Retype the data below without altering anything.

EXERCISE MATERIAL -
- - -

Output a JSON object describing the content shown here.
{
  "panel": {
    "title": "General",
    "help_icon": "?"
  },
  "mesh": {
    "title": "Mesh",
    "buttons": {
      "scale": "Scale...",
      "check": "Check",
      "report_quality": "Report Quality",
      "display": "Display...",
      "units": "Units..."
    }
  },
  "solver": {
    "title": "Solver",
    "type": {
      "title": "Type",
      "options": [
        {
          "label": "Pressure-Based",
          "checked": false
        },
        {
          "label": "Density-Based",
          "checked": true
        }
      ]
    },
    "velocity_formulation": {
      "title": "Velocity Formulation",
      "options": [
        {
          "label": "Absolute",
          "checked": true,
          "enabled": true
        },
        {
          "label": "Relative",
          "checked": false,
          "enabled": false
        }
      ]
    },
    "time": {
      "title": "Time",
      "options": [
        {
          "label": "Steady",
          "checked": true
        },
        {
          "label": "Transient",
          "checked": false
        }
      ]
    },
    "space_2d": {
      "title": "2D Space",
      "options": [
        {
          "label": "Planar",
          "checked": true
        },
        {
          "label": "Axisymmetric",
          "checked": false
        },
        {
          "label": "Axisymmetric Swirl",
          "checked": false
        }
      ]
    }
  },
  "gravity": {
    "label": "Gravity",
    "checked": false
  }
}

- - -

WORKED SOLUTION -
Output a JSON object describing the content shown here.
{
  "panel": {
    "title": "General",
    "help_icon": "?"
  },
  "mesh": {
    "title": "Mesh",
    "buttons": {
      "scale": "Scale...",
      "check": "Check",
      "report_quality": "Report Quality",
      "display": "Display...",
      "units": "Units..."
    }
  },
  "solver": {
    "title": "Solver",
    "type": {
      "title": "Type",
      "options": [
        {
          "label": "Pressure-Based",
          "checked": false
        },
        {
          "label": "Density-Based",
          "checked": true
        }
      ]
    },
    "velocity_formulation": {
      "title": "Velocity Formulation",
      "options": [
        {
          "label": "Absolute",
          "checked": true,
          "enabled": true
        },
        {
          "label": "Relative",
          "checked": false,
          "enabled": false
        }
      ]
    },
    "time": {
      "title": "Time",
      "options": [
        {
          "label": "Steady",
          "checked": true
        },
        {
          "label": "Transient",
          "checked": false
        }
      ]
    },
    "space_2d": {
      "title": "2D Space",
      "options": [
        {
          "label": "Planar",
          "checked": true
        },
        {
          "label": "Axisymmetric",
          "checked": false
        },
        {
          "label": "Axisymmetric Swirl",
          "checked": false
        }
      ]
    }
  },
  "gravity": {
    "label": "Gravity",
    "checked": false
  }
}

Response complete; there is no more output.